*WHAT IS NEEDED:* Reproduce every entry exactly and leave its pictures out.

--- start of TASK MATERIAL ---

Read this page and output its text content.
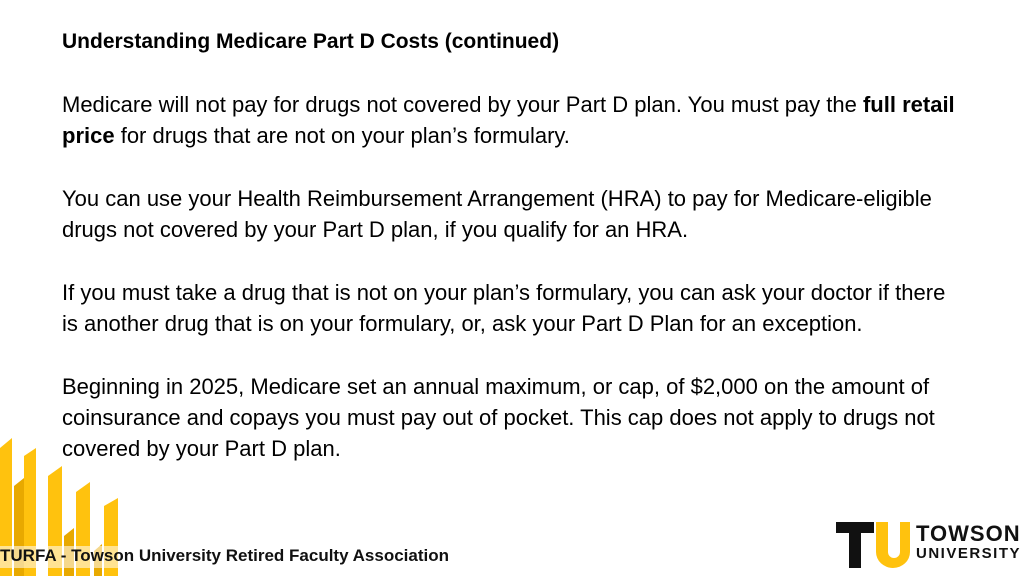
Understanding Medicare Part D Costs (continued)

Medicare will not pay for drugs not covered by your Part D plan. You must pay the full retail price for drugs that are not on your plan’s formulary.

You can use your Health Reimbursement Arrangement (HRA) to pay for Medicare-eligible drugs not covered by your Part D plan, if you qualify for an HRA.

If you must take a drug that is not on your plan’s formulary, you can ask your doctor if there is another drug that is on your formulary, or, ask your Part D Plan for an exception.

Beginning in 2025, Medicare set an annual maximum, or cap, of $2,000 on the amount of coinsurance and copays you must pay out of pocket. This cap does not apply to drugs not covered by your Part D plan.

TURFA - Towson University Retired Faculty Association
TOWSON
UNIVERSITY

--- end of TASK MATERIAL ---

*PROBLEM SOLUTION:*
Read this page and output its text content.
Understanding Medicare Part D Costs (continued)

Medicare will not pay for drugs not covered by your Part D plan. You must pay the full retail price for drugs that are not on your plan’s formulary.

You can use your Health Reimbursement Arrangement (HRA) to pay for Medicare-eligible drugs not covered by your Part D plan, if you qualify for an HRA.

If you must take a drug that is not on your plan’s formulary, you can ask your doctor if there is another drug that is on your formulary, or, ask your Part D Plan for an exception.

Beginning in 2025, Medicare set an annual maximum, or cap, of $2,000 on the amount of coinsurance and copays you must pay out of pocket. This cap does not apply to drugs not covered by your Part D plan.

TURFA - Towson University Retired Faculty Association
TOWSON
UNIVERSITY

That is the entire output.